(Extracted records)
BEGIN
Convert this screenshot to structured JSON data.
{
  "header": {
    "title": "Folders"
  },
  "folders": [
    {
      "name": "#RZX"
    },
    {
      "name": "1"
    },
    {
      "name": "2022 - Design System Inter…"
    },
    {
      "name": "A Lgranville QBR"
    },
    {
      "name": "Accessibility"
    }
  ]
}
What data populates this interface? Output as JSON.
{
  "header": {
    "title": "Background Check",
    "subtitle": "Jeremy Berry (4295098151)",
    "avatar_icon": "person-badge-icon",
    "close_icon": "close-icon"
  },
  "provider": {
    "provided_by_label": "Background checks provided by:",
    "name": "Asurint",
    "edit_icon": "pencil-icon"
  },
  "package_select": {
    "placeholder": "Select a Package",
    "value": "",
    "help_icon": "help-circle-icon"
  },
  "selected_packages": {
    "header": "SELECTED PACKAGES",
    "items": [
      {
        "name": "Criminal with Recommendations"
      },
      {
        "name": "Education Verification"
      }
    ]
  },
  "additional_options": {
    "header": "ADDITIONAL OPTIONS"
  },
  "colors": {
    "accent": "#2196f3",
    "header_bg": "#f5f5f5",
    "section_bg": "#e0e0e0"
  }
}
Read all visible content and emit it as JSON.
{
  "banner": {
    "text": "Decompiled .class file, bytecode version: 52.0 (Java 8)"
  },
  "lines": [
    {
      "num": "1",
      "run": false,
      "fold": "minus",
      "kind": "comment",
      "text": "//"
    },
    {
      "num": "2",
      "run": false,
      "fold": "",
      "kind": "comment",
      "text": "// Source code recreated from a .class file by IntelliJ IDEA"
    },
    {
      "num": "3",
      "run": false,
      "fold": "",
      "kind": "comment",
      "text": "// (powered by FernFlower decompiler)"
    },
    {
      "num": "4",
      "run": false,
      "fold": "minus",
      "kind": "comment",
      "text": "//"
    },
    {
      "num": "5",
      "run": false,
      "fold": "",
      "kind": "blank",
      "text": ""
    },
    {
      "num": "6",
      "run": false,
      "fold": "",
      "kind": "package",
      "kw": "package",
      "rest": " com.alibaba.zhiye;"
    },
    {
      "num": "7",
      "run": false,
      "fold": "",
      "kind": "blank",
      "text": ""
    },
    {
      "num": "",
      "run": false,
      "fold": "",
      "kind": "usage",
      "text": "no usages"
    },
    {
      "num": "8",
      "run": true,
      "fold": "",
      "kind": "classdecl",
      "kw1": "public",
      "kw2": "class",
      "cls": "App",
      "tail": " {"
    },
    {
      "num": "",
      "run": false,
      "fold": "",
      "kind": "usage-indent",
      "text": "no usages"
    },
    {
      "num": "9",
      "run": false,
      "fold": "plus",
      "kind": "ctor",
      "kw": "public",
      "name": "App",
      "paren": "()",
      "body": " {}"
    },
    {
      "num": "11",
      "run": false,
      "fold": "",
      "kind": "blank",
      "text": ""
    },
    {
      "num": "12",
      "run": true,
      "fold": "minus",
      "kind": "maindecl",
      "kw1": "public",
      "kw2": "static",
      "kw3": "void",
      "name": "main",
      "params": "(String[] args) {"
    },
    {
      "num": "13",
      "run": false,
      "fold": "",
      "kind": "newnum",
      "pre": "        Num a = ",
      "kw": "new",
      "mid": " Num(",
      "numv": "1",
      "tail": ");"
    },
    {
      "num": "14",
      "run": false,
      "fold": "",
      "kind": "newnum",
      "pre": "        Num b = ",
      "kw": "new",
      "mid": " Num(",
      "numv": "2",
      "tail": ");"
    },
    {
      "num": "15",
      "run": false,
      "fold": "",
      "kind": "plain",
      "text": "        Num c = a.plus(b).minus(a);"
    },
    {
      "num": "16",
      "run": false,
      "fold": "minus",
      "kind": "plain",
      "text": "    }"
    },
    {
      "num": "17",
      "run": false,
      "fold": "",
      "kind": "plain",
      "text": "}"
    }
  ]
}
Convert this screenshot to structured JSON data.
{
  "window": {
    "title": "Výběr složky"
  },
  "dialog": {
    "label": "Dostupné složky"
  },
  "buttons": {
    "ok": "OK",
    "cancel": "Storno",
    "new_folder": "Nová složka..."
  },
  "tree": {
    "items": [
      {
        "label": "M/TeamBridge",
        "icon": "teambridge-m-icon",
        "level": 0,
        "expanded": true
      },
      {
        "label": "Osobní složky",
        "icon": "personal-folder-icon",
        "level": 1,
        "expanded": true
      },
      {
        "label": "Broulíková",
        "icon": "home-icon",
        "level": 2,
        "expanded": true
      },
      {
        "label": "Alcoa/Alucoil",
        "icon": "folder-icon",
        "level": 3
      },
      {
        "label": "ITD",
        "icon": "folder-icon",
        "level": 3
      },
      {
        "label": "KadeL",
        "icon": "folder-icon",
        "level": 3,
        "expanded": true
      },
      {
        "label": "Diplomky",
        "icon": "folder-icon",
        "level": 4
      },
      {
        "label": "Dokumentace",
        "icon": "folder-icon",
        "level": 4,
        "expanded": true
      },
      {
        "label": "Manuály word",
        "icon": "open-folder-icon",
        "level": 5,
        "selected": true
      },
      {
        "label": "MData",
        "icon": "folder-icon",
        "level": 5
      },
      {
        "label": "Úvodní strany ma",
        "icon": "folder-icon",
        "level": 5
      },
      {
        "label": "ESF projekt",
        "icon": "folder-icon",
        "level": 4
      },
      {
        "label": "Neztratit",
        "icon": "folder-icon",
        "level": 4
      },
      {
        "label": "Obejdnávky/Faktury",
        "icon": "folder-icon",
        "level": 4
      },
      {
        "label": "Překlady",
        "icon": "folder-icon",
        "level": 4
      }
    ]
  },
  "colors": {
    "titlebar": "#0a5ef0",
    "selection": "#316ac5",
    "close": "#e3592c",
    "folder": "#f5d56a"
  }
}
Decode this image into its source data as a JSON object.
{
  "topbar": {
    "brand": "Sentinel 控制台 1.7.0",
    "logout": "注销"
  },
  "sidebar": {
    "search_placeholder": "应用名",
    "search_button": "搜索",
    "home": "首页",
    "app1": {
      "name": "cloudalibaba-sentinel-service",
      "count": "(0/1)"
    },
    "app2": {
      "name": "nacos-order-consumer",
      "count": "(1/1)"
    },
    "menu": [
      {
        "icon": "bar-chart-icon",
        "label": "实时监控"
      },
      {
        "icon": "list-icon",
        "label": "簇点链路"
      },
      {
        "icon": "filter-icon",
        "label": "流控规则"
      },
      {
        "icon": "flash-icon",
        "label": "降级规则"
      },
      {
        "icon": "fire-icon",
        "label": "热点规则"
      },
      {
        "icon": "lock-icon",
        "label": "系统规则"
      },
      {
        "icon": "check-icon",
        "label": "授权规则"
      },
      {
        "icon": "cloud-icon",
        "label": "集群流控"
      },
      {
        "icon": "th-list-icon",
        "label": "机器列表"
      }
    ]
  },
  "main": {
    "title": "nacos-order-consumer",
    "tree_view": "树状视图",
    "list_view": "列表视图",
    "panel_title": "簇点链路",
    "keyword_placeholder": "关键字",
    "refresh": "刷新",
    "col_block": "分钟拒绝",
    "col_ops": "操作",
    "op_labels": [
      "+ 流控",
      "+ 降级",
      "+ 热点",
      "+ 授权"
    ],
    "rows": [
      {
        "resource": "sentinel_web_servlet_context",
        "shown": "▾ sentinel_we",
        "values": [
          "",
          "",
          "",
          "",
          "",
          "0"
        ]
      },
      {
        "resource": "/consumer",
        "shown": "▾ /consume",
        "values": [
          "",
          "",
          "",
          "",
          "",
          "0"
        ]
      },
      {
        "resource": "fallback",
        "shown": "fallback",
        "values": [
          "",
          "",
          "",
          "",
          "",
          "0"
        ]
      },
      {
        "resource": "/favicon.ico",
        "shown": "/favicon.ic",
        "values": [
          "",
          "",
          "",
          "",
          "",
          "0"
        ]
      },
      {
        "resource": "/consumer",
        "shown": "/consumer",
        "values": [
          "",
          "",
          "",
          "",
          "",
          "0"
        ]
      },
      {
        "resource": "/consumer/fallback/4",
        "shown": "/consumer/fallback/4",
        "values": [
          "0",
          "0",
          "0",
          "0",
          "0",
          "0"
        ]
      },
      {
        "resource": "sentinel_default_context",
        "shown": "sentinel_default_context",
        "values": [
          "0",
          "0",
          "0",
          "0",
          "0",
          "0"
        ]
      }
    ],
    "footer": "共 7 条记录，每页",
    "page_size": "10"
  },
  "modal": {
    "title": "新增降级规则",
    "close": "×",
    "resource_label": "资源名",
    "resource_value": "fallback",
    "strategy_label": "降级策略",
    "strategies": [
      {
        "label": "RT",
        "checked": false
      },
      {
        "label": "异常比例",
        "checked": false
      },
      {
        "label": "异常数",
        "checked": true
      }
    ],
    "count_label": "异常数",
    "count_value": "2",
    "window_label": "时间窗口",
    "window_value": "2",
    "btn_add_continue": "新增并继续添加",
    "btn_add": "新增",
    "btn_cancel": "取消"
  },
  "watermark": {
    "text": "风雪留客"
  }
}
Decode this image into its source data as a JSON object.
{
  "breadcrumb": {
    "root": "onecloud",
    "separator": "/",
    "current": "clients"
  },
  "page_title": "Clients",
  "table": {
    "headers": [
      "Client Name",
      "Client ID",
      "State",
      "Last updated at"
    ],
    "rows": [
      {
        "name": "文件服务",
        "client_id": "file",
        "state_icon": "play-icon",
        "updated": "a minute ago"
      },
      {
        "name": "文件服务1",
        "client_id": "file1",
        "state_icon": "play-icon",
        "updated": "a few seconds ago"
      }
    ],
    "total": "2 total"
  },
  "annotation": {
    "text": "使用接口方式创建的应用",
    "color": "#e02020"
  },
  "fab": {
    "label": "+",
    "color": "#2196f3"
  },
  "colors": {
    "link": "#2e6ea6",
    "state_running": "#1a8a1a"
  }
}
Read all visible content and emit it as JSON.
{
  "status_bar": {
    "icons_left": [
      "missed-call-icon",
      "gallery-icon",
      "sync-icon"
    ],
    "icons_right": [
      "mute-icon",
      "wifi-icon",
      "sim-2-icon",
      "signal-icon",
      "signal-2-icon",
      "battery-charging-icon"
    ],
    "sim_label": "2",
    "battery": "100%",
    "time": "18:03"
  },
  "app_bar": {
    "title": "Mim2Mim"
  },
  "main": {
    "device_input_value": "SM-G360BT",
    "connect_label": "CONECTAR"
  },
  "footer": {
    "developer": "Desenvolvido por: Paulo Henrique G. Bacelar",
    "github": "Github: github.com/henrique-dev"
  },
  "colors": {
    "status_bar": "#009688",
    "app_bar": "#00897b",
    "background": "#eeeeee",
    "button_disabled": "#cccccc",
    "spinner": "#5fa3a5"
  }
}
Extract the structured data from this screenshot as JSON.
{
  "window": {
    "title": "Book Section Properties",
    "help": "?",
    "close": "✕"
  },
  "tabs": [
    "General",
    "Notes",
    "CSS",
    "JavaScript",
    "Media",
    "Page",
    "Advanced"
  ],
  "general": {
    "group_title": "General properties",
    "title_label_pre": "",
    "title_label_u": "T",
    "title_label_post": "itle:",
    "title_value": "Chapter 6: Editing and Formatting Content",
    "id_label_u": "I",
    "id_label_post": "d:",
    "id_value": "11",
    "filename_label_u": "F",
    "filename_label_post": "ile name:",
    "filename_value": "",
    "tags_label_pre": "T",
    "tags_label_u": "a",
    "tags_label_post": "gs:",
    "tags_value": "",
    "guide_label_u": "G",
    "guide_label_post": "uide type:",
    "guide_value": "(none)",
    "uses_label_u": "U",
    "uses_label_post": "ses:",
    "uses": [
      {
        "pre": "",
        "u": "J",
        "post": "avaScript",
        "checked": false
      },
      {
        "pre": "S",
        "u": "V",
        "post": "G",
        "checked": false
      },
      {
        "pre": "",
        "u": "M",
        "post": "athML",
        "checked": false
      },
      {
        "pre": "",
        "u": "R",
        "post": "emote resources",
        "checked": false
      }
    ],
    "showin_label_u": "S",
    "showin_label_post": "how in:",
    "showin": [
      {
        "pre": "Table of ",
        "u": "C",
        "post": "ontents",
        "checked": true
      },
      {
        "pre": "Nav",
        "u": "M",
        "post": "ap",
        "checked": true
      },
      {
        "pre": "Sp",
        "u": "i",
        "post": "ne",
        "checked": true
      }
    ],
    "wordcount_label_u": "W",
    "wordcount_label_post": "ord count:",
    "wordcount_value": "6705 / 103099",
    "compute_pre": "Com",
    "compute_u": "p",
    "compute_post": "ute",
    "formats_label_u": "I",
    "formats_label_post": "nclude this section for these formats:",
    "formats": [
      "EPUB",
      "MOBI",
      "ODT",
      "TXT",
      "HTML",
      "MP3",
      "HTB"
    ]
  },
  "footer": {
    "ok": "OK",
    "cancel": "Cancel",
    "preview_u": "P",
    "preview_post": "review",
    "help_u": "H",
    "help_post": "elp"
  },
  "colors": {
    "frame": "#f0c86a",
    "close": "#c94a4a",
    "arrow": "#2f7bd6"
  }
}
END
**Exercise objective:**
Select all lines in the listing above where the word "složky" appears, and show them.

**Response to the task:**
    "title": "Výběr složky"
    "label": "Dostupné složky"
        "label": "Osobní složky",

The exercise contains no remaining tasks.